> Dataset records:
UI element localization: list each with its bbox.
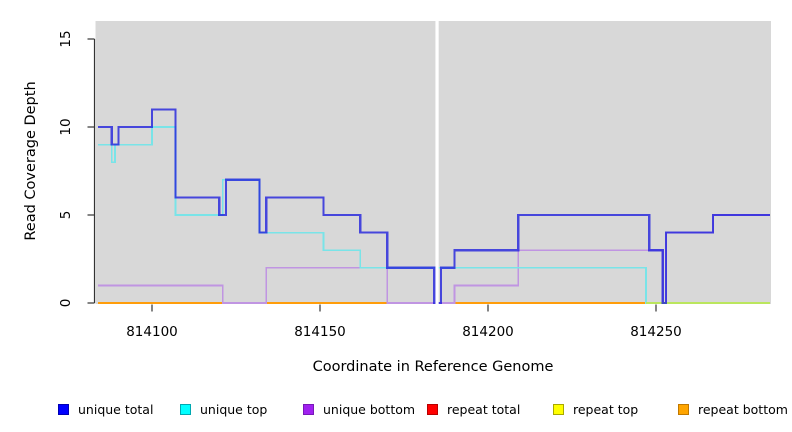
legend-label: unique total <box>78 401 154 417</box>
x-tick-label: 814150 <box>294 324 346 340</box>
y-tick-label: 0 <box>58 299 74 308</box>
legend-label: repeat bottom <box>698 401 788 417</box>
legend: unique total unique top unique bottom repea… <box>0 398 792 422</box>
legend-item-unique-top: unique top <box>180 398 267 420</box>
y-tick-label: 10 <box>58 118 74 135</box>
legend-swatch-unique-top <box>180 403 191 415</box>
legend-label: repeat total <box>447 401 521 417</box>
y-tick-label: 15 <box>58 30 74 47</box>
legend-item-repeat-total: repeat total <box>427 398 520 420</box>
legend-swatch-repeat-total <box>427 403 438 415</box>
legend-swatch-unique-total <box>58 403 69 415</box>
legend-item-repeat-bottom: repeat bottom <box>678 398 788 420</box>
x-tick-label: 814200 <box>462 324 514 340</box>
legend-item-unique-bottom: unique bottom <box>303 398 415 420</box>
x-tick-label: 814100 <box>126 324 178 340</box>
y-tick-label: 5 <box>58 211 74 220</box>
plot-background <box>95 21 771 304</box>
legend-label: unique top <box>200 401 268 417</box>
legend-item-unique-total: unique total <box>58 398 153 420</box>
legend-label: repeat top <box>573 401 639 417</box>
masked-region-band <box>435 21 439 304</box>
series-line-unique-total <box>98 108 771 305</box>
legend-item-repeat-top: repeat top <box>553 398 638 420</box>
legend-label: unique bottom <box>323 401 416 417</box>
legend-swatch-unique-bottom <box>303 403 314 415</box>
x-axis-title: Coordinate in Reference Genome <box>312 359 554 375</box>
legend-swatch-repeat-bottom <box>678 403 689 415</box>
series-line-unique-top <box>98 126 771 304</box>
x-tick-label: 814250 <box>630 324 682 340</box>
y-axis-title: Read Coverage Depth <box>23 81 39 241</box>
legend-swatch-repeat-top <box>553 403 564 415</box>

> Exercise aim: In the material above, each line with the word "tick" should be copied.

> Response box:
x-tick-label: 814150 <box>294 324 346 340</box>
y-tick-label: 0 <box>58 299 74 308</box>
y-tick-label: 10 <box>58 118 74 135</box>
y-tick-label: 15 <box>58 30 74 47</box>
x-tick-label: 814200 <box>462 324 514 340</box>
x-tick-label: 814100 <box>126 324 178 340</box>
y-tick-label: 5 <box>58 211 74 220</box>
x-tick-label: 814250 <box>630 324 682 340</box>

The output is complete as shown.